Objective: Note each line that includes the word "this". Copy those lines.

Material to process:
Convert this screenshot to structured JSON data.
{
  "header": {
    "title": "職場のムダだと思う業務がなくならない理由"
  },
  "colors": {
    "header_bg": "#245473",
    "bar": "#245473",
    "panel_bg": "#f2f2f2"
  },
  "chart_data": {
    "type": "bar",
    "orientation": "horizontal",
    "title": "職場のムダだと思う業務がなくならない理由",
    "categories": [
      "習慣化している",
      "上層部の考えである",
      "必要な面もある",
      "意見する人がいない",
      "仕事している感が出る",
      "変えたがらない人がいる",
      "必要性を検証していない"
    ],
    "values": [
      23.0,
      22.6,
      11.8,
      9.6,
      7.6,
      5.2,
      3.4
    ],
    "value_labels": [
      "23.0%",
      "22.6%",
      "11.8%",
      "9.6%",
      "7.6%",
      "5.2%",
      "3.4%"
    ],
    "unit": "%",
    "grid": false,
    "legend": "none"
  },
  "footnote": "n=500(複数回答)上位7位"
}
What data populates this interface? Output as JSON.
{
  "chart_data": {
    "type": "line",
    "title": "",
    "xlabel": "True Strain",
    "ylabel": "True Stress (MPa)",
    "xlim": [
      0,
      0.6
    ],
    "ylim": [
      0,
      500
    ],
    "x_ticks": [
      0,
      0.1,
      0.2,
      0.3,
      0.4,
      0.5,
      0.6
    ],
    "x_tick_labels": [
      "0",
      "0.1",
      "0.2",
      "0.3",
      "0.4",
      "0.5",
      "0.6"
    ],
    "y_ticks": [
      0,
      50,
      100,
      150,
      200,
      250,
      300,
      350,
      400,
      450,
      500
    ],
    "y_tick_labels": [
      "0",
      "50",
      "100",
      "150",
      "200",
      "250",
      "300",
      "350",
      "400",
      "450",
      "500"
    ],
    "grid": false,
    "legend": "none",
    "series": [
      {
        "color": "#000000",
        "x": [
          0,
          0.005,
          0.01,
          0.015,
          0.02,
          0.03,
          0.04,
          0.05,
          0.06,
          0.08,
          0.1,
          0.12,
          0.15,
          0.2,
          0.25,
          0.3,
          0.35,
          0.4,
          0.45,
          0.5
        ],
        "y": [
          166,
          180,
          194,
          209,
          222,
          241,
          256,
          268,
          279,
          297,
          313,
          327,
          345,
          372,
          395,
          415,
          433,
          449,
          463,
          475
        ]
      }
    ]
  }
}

Complete response:
Convert this screenshot to structured JSON data.
What data populates this interface? Output as JSON.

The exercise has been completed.